[Stored entries]
+===+

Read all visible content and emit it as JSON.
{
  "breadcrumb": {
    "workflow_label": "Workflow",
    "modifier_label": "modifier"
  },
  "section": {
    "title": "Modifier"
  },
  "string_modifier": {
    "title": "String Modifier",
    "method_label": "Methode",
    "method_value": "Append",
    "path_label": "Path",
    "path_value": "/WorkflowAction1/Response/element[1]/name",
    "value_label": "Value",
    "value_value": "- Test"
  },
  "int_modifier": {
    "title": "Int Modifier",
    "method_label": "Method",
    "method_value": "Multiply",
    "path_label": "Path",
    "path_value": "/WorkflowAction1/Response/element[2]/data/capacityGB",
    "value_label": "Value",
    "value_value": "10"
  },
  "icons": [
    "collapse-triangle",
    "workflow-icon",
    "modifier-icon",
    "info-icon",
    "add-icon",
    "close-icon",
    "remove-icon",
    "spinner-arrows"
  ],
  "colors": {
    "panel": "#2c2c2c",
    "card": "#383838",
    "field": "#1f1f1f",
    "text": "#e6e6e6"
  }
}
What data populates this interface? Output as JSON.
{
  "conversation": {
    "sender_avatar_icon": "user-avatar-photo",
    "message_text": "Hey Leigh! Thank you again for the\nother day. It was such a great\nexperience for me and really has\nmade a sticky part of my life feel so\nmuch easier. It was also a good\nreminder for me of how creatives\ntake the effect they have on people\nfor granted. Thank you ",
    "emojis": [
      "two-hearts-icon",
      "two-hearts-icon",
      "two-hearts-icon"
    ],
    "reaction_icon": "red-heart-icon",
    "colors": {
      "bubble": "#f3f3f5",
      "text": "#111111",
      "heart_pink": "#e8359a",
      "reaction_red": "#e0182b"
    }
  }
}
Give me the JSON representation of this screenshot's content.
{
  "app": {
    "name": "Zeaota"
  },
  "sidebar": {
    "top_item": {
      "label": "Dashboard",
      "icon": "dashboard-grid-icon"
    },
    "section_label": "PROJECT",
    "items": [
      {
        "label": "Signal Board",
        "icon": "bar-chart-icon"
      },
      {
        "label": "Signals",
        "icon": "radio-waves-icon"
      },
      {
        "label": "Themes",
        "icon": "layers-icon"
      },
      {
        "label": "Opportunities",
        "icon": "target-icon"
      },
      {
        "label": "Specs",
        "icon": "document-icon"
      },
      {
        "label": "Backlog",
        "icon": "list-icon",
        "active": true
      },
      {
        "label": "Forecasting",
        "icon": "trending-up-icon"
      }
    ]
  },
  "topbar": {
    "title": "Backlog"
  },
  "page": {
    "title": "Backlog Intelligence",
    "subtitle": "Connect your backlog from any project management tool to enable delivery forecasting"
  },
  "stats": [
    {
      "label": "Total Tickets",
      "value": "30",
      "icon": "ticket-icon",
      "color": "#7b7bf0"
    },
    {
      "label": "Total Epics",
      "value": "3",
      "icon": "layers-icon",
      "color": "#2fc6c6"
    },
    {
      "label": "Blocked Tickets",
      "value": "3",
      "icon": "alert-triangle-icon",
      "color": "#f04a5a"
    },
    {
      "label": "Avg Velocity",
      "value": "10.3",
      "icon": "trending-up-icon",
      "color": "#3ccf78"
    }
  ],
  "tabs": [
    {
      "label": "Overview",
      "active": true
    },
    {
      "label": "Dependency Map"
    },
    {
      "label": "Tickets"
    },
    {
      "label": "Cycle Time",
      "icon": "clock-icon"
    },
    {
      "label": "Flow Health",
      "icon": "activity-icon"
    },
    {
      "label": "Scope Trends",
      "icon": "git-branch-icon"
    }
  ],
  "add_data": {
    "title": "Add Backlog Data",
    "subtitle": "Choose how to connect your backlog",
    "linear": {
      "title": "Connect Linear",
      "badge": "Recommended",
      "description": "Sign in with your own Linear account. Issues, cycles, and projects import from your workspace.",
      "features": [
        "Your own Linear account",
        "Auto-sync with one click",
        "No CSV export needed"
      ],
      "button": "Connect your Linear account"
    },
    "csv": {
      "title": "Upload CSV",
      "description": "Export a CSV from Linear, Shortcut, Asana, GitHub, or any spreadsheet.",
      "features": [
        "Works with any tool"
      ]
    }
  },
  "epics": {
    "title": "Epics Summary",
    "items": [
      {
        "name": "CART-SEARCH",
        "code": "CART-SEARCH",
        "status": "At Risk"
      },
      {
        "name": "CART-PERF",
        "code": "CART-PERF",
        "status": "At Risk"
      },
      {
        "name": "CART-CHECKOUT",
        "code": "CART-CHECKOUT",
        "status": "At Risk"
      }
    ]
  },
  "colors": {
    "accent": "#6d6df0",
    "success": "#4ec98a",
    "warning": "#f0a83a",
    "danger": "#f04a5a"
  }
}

+===+

--- What is required ---
Write the data out again in full and exactly.

--- Exercise answer ---
Read all visible content and emit it as JSON.
{
  "breadcrumb": {
    "workflow_label": "Workflow",
    "modifier_label": "modifier"
  },
  "section": {
    "title": "Modifier"
  },
  "string_modifier": {
    "title": "String Modifier",
    "method_label": "Methode",
    "method_value": "Append",
    "path_label": "Path",
    "path_value": "/WorkflowAction1/Response/element[1]/name",
    "value_label": "Value",
    "value_value": "- Test"
  },
  "int_modifier": {
    "title": "Int Modifier",
    "method_label": "Method",
    "method_value": "Multiply",
    "path_label": "Path",
    "path_value": "/WorkflowAction1/Response/element[2]/data/capacityGB",
    "value_label": "Value",
    "value_value": "10"
  },
  "icons": [
    "collapse-triangle",
    "workflow-icon",
    "modifier-icon",
    "info-icon",
    "add-icon",
    "close-icon",
    "remove-icon",
    "spinner-arrows"
  ],
  "colors": {
    "panel": "#2c2c2c",
    "card": "#383838",
    "field": "#1f1f1f",
    "text": "#e6e6e6"
  }
}
What data populates this interface? Output as JSON.
{
  "conversation": {
    "sender_avatar_icon": "user-avatar-photo",
    "message_text": "Hey Leigh! Thank you again for the\nother day. It was such a great\nexperience for me and really has\nmade a sticky part of my life feel so\nmuch easier. It was also a good\nreminder for me of how creatives\ntake the effect they have on people\nfor granted. Thank you ",
    "emojis": [
      "two-hearts-icon",
      "two-hearts-icon",
      "two-hearts-icon"
    ],
    "reaction_icon": "red-heart-icon",
    "colors": {
      "bubble": "#f3f3f5",
      "text": "#111111",
      "heart_pink": "#e8359a",
      "reaction_red": "#e0182b"
    }
  }
}
Give me the JSON representation of this screenshot's content.
{
  "app": {
    "name": "Zeaota"
  },
  "sidebar": {
    "top_item": {
      "label": "Dashboard",
      "icon": "dashboard-grid-icon"
    },
    "section_label": "PROJECT",
    "items": [
      {
        "label": "Signal Board",
        "icon": "bar-chart-icon"
      },
      {
        "label": "Signals",
        "icon": "radio-waves-icon"
      },
      {
        "label": "Themes",
        "icon": "layers-icon"
      },
      {
        "label": "Opportunities",
        "icon": "target-icon"
      },
      {
        "label": "Specs",
        "icon": "document-icon"
      },
      {
        "label": "Backlog",
        "icon": "list-icon",
        "active": true
      },
      {
        "label": "Forecasting",
        "icon": "trending-up-icon"
      }
    ]
  },
  "topbar": {
    "title": "Backlog"
  },
  "page": {
    "title": "Backlog Intelligence",
    "subtitle": "Connect your backlog from any project management tool to enable delivery forecasting"
  },
  "stats": [
    {
      "label": "Total Tickets",
      "value": "30",
      "icon": "ticket-icon",
      "color": "#7b7bf0"
    },
    {
      "label": "Total Epics",
      "value": "3",
      "icon": "layers-icon",
      "color": "#2fc6c6"
    },
    {
      "label": "Blocked Tickets",
      "value": "3",
      "icon": "alert-triangle-icon",
      "color": "#f04a5a"
    },
    {
      "label": "Avg Velocity",
      "value": "10.3",
      "icon": "trending-up-icon",
      "color": "#3ccf78"
    }
  ],
  "tabs": [
    {
      "label": "Overview",
      "active": true
    },
    {
      "label": "Dependency Map"
    },
    {
      "label": "Tickets"
    },
    {
      "label": "Cycle Time",
      "icon": "clock-icon"
    },
    {
      "label": "Flow Health",
      "icon": "activity-icon"
    },
    {
      "label": "Scope Trends",
      "icon": "git-branch-icon"
    }
  ],
  "add_data": {
    "title": "Add Backlog Data",
    "subtitle": "Choose how to connect your backlog",
    "linear": {
      "title": "Connect Linear",
      "badge": "Recommended",
      "description": "Sign in with your own Linear account. Issues, cycles, and projects import from your workspace.",
      "features": [
        "Your own Linear account",
        "Auto-sync with one click",
        "No CSV export needed"
      ],
      "button": "Connect your Linear account"
    },
    "csv": {
      "title": "Upload CSV",
      "description": "Export a CSV from Linear, Shortcut, Asana, GitHub, or any spreadsheet.",
      "features": [
        "Works with any tool"
      ]
    }
  },
  "epics": {
    "title": "Epics Summary",
    "items": [
      {
        "name": "CART-SEARCH",
        "code": "CART-SEARCH",
        "status": "At Risk"
      },
      {
        "name": "CART-PERF",
        "code": "CART-PERF",
        "status": "At Risk"
      },
      {
        "name": "CART-CHECKOUT",
        "code": "CART-CHECKOUT",
        "status": "At Risk"
      }
    ]
  },
  "colors": {
    "accent": "#6d6df0",
    "success": "#4ec98a",
    "warning": "#f0a83a",
    "danger": "#f04a5a"
  }
}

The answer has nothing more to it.